Part of a data file
========================

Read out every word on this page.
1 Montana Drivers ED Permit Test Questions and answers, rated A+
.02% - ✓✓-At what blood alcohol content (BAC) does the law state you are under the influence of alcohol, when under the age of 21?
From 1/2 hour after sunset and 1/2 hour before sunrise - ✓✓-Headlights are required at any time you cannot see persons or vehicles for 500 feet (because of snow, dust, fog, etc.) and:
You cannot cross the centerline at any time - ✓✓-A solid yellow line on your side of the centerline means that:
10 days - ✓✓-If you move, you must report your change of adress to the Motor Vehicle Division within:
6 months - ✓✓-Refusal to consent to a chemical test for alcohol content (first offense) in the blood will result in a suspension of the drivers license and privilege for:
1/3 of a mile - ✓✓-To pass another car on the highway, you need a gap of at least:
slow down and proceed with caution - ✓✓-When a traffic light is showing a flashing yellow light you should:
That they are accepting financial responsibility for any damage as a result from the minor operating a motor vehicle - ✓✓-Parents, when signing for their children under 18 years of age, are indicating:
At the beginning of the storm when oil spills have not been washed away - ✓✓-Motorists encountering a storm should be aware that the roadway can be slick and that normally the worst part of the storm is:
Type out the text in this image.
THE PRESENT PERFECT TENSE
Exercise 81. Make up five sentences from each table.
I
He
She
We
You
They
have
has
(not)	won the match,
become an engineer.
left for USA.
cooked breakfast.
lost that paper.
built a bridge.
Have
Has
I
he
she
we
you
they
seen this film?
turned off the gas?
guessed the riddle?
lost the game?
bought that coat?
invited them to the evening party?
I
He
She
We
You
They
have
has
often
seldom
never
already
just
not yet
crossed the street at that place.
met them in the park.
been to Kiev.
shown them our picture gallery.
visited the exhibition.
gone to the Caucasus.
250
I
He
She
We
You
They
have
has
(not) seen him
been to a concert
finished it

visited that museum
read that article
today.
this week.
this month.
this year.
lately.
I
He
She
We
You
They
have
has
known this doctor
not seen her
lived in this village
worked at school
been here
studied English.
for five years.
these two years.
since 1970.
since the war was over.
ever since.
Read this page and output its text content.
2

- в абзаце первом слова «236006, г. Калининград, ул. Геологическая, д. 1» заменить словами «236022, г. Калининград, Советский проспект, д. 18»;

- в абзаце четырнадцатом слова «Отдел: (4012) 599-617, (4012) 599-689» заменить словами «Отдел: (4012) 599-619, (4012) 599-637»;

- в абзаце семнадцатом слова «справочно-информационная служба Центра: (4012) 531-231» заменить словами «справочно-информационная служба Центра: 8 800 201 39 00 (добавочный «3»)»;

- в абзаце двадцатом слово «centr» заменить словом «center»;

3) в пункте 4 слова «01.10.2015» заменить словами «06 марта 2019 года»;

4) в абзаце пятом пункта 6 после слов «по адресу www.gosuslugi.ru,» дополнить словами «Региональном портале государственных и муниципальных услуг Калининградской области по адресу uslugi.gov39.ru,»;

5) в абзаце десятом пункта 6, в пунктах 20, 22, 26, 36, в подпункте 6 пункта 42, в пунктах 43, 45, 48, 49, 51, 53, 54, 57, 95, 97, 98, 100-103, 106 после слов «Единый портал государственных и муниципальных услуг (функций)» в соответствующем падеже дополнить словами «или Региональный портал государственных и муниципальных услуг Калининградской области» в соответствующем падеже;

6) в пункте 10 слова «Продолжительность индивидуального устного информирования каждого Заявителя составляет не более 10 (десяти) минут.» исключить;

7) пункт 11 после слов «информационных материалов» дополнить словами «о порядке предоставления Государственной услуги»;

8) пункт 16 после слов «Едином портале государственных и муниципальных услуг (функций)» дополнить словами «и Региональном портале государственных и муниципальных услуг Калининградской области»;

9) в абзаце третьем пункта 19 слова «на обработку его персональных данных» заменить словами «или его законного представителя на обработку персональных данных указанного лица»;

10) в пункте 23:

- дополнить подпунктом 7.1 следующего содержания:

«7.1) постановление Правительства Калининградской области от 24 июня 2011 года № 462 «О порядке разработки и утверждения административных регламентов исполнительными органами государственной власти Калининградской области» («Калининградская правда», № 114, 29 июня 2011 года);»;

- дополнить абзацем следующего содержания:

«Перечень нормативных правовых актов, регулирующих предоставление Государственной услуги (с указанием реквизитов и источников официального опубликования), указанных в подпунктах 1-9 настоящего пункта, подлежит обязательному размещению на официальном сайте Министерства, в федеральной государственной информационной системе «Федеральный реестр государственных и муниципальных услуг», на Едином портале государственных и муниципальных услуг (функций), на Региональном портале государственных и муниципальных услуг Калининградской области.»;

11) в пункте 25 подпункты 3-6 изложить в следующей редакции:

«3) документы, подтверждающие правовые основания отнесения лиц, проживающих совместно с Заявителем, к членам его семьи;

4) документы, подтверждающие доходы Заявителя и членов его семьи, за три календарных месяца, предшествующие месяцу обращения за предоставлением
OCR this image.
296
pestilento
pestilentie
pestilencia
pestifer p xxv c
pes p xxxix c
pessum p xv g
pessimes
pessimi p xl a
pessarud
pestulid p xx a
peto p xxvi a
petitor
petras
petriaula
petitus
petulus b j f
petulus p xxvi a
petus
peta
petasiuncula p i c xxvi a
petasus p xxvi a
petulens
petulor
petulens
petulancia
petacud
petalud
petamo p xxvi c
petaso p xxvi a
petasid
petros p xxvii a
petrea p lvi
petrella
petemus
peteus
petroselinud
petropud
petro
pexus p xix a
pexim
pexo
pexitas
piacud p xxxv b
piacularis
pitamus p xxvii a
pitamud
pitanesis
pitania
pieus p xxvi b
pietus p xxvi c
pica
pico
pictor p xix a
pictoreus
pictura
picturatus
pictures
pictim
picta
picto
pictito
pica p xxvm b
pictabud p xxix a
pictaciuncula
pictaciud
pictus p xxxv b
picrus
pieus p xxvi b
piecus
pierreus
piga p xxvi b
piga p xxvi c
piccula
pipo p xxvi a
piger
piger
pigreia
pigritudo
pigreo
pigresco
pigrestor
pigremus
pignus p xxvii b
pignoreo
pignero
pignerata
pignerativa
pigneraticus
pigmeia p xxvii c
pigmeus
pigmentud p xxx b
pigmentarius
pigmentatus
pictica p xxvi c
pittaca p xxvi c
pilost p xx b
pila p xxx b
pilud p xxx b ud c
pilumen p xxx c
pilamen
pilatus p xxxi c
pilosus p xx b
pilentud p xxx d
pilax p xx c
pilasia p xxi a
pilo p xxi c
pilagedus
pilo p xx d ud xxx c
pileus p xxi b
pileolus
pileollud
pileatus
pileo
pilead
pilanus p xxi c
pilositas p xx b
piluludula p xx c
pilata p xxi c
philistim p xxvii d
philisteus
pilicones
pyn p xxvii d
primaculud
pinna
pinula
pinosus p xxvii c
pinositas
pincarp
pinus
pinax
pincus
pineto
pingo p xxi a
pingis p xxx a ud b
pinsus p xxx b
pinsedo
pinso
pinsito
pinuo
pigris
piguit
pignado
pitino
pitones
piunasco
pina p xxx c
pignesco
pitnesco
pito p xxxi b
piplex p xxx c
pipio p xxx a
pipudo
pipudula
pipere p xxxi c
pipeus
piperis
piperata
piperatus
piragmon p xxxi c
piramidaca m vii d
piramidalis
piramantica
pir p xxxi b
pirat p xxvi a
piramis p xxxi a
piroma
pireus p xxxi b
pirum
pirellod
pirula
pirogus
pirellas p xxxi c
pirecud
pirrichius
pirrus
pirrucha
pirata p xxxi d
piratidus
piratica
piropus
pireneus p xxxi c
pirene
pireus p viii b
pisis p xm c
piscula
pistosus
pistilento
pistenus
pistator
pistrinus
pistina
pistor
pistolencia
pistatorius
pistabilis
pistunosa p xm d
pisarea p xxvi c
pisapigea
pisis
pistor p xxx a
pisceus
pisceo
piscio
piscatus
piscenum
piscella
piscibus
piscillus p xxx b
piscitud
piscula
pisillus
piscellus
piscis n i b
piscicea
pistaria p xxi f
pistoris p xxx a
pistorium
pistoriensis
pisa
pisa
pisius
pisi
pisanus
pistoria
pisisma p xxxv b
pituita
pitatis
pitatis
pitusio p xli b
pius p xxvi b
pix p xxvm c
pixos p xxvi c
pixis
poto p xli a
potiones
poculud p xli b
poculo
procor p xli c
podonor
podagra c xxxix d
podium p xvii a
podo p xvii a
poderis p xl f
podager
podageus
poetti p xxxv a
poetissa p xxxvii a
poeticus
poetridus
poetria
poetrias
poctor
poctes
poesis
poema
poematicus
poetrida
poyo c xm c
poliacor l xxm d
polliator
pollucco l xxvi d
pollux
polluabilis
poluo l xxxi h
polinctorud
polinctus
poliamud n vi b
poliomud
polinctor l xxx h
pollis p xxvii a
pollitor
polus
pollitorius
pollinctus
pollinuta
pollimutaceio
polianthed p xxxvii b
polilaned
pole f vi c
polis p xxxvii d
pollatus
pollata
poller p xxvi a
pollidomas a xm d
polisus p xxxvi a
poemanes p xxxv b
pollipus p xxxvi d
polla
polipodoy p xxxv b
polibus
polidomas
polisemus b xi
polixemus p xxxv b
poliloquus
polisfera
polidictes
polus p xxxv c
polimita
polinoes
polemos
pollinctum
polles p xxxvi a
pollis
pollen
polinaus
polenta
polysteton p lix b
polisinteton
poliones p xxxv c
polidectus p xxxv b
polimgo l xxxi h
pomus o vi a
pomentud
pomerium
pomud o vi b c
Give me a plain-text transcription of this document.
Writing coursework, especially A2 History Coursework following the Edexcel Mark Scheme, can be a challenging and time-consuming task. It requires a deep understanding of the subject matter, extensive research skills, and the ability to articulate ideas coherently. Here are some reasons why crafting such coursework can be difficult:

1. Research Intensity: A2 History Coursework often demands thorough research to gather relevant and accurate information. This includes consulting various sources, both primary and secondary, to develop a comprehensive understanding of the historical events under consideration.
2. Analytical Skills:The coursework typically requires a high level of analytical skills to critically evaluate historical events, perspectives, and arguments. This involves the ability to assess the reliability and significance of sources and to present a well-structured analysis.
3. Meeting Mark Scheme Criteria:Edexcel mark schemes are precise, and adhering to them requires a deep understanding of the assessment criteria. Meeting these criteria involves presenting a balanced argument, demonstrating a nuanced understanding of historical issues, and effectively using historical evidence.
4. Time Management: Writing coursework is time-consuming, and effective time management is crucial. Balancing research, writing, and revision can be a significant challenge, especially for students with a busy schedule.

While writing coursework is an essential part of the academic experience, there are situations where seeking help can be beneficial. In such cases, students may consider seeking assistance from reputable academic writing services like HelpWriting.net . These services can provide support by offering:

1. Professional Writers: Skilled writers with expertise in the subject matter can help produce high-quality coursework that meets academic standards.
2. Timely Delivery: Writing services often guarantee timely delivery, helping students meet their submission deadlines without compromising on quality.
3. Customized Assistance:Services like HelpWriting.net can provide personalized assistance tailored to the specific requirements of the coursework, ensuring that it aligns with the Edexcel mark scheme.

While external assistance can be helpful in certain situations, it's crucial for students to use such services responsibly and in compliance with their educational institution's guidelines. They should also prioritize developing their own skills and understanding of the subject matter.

========================

**DIRECTIONS:** Counting only lines of the data above that hold "Заявителя", report the total and nothing else.

**FINAL RESULT:** 2